(Dataset rows)
— Begin —
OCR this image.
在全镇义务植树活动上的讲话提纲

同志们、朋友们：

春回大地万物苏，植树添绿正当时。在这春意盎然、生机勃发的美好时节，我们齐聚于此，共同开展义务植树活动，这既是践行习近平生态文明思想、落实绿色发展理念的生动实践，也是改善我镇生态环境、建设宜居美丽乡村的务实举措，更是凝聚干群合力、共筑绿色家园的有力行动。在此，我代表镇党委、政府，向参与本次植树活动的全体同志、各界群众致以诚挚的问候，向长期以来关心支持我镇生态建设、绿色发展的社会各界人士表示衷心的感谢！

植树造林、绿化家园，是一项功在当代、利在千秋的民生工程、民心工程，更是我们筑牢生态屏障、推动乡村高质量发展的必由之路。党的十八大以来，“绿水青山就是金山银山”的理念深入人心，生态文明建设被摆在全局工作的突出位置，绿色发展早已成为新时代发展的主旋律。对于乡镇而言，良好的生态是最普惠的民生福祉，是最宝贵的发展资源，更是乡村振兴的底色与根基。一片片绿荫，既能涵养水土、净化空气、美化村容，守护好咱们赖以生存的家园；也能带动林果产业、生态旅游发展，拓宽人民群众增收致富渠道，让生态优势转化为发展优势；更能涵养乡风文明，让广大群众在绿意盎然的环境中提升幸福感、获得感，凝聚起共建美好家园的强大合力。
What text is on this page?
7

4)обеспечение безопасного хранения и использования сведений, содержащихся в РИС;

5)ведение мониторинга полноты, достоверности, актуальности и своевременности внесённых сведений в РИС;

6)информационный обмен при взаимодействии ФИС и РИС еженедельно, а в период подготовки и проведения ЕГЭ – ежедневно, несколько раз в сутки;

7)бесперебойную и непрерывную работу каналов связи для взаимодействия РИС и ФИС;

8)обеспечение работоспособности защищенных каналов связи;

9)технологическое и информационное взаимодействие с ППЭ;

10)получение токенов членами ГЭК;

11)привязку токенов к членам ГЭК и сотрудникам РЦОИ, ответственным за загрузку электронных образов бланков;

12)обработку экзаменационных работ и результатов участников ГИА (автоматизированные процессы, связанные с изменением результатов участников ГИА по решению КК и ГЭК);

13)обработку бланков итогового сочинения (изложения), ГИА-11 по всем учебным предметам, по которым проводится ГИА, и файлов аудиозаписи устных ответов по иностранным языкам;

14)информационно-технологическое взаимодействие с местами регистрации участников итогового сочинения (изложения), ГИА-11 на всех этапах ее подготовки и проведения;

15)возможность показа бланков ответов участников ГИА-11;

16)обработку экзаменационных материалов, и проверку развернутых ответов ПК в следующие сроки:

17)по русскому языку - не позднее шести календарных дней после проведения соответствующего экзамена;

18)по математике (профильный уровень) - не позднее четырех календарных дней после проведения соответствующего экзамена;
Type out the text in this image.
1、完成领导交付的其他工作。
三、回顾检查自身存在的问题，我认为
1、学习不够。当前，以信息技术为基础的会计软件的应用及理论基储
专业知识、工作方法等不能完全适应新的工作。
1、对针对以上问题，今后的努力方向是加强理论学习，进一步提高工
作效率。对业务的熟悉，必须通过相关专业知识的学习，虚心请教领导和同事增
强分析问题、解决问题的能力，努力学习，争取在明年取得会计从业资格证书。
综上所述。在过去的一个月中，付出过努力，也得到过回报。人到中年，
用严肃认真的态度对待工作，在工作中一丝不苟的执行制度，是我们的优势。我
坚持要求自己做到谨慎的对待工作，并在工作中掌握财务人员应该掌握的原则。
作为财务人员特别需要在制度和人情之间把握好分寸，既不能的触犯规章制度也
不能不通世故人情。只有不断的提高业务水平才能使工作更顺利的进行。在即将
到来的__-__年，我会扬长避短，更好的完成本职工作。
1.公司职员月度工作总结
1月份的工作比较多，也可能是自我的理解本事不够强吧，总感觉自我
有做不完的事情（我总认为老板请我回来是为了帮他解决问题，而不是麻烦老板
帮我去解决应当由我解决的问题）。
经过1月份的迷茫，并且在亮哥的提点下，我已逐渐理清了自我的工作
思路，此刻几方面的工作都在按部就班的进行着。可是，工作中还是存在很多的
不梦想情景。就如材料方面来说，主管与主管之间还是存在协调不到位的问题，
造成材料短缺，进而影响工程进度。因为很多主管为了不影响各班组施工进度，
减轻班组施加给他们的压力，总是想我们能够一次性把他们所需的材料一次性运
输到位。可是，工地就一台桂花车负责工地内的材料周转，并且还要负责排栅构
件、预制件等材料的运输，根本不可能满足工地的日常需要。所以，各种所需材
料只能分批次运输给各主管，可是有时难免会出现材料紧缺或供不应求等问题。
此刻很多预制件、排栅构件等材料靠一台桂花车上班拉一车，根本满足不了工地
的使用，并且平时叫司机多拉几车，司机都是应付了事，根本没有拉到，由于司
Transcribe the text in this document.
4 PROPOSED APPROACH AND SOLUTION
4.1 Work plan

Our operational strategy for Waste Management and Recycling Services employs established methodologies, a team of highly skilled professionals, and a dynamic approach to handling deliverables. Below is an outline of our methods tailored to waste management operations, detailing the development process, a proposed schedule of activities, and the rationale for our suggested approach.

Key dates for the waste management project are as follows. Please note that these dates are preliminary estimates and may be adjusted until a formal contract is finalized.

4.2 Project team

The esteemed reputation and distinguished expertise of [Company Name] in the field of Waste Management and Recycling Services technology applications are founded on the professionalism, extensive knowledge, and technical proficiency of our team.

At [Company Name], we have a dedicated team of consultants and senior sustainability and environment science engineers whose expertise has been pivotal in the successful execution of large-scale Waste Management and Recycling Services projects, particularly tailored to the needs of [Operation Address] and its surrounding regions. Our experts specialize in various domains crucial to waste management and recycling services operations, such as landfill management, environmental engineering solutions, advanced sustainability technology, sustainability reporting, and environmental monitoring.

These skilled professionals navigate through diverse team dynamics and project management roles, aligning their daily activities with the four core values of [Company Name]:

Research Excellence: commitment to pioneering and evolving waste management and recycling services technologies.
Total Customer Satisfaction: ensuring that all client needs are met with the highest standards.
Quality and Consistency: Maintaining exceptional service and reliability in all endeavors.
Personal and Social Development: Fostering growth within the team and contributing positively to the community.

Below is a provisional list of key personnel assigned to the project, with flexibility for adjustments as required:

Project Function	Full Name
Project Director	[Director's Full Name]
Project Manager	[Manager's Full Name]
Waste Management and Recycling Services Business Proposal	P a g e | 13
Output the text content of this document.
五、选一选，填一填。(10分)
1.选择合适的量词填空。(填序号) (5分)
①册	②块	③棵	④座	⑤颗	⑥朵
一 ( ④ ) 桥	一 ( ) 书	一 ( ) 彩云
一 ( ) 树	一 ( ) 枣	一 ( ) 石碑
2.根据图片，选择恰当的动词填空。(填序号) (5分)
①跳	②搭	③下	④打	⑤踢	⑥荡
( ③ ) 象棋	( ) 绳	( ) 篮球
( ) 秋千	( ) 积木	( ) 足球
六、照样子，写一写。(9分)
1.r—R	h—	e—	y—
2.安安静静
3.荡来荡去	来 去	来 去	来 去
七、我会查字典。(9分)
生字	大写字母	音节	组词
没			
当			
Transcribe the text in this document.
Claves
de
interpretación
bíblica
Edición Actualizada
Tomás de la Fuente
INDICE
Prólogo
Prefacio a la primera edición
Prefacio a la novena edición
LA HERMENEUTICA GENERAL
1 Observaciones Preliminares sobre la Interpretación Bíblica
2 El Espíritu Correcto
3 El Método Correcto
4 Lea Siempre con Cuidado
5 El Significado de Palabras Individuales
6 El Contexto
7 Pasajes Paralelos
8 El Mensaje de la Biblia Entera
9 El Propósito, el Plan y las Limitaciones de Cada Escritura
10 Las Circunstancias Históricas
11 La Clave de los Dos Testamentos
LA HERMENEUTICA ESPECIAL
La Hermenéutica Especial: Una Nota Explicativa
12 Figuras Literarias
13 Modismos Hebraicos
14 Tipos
— End —
Instructions for the task: Nothing but a number is needed here: how many lines hold the string "Full"?

In response: 3